Box coordinate listings:

● ● ● ●

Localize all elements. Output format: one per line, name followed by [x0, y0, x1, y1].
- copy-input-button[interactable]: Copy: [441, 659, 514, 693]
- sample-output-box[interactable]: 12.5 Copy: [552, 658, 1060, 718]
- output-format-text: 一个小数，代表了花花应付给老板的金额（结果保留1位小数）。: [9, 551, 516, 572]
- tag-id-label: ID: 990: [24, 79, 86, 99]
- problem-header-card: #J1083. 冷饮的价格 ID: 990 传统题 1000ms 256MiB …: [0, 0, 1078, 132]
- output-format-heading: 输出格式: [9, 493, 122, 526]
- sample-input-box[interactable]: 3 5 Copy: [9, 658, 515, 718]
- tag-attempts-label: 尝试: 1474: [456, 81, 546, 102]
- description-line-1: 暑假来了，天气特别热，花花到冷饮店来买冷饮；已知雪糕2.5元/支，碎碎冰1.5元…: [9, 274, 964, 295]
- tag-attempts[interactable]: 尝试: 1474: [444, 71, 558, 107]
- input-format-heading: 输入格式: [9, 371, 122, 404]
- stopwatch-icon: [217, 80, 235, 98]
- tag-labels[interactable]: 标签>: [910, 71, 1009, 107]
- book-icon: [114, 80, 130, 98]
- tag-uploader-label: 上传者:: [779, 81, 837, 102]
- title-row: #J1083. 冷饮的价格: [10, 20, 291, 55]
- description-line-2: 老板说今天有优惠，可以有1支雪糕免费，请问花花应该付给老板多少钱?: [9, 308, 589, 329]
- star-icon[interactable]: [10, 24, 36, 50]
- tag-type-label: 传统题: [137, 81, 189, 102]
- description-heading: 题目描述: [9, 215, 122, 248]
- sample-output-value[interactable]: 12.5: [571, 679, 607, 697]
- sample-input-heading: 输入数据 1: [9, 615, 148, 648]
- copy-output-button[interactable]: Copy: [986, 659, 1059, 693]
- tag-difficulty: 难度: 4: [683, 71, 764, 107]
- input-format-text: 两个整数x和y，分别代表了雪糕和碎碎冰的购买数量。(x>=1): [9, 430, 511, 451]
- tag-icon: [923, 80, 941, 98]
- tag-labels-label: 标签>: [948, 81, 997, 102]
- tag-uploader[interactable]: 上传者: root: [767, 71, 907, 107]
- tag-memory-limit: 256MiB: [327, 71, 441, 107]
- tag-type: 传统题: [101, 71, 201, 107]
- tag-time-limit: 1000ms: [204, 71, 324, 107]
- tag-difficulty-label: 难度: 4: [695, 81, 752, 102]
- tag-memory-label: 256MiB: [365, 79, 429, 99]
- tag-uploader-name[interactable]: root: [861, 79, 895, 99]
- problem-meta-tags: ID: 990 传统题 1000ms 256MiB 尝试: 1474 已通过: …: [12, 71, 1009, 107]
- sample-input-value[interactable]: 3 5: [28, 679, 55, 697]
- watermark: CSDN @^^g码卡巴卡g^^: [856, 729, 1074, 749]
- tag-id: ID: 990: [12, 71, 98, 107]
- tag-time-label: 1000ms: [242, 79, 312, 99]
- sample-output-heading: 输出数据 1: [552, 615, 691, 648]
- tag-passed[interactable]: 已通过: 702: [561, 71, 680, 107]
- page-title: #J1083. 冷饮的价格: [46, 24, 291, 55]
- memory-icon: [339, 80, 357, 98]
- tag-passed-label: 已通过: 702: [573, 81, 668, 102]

● ● ● ●

The task: Find every line of the material above that contains the string "attempts", and copy each one in full.

Response:
- tag-attempts-label: 尝试: 1474: [456, 81, 546, 102]
- tag-attempts[interactable]: 尝试: 1474: [444, 71, 558, 107]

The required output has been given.